» Brief: Extract every entry word for word.

» Data shown:
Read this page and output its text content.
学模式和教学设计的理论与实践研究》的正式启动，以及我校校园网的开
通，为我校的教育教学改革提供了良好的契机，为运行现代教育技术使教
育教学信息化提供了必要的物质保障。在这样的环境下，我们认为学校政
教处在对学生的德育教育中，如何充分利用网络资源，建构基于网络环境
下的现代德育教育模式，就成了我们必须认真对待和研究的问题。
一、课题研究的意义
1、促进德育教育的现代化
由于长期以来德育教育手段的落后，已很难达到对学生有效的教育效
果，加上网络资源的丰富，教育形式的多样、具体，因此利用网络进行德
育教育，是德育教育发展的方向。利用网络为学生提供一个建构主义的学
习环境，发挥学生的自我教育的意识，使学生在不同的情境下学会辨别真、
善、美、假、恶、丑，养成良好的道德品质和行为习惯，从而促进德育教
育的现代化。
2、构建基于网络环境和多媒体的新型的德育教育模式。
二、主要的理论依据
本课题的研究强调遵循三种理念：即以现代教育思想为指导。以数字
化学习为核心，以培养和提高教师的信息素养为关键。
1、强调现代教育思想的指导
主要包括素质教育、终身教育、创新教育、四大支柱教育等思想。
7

» Response to the task:
Read this page and output its text content.
学模式和教学设计的理论与实践研究》的正式启动，以及我校校园网的开
通，为我校的教育教学改革提供了良好的契机，为运行现代教育技术使教
育教学信息化提供了必要的物质保障。在这样的环境下，我们认为学校政
教处在对学生的德育教育中，如何充分利用网络资源，建构基于网络环境
下的现代德育教育模式，就成了我们必须认真对待和研究的问题。
一、课题研究的意义
1、促进德育教育的现代化
由于长期以来德育教育手段的落后，已很难达到对学生有效的教育效
果，加上网络资源的丰富，教育形式的多样、具体，因此利用网络进行德
育教育，是德育教育发展的方向。利用网络为学生提供一个建构主义的学
习环境，发挥学生的自我教育的意识，使学生在不同的情境下学会辨别真、
善、美、假、恶、丑，养成良好的道德品质和行为习惯，从而促进德育教
育的现代化。
2、构建基于网络环境和多媒体的新型的德育教育模式。
二、主要的理论依据
本课题的研究强调遵循三种理念：即以现代教育思想为指导。以数字
化学习为核心，以培养和提高教师的信息素养为关键。
1、强调现代教育思想的指导
主要包括素质教育、终身教育、创新教育、四大支柱教育等思想。
7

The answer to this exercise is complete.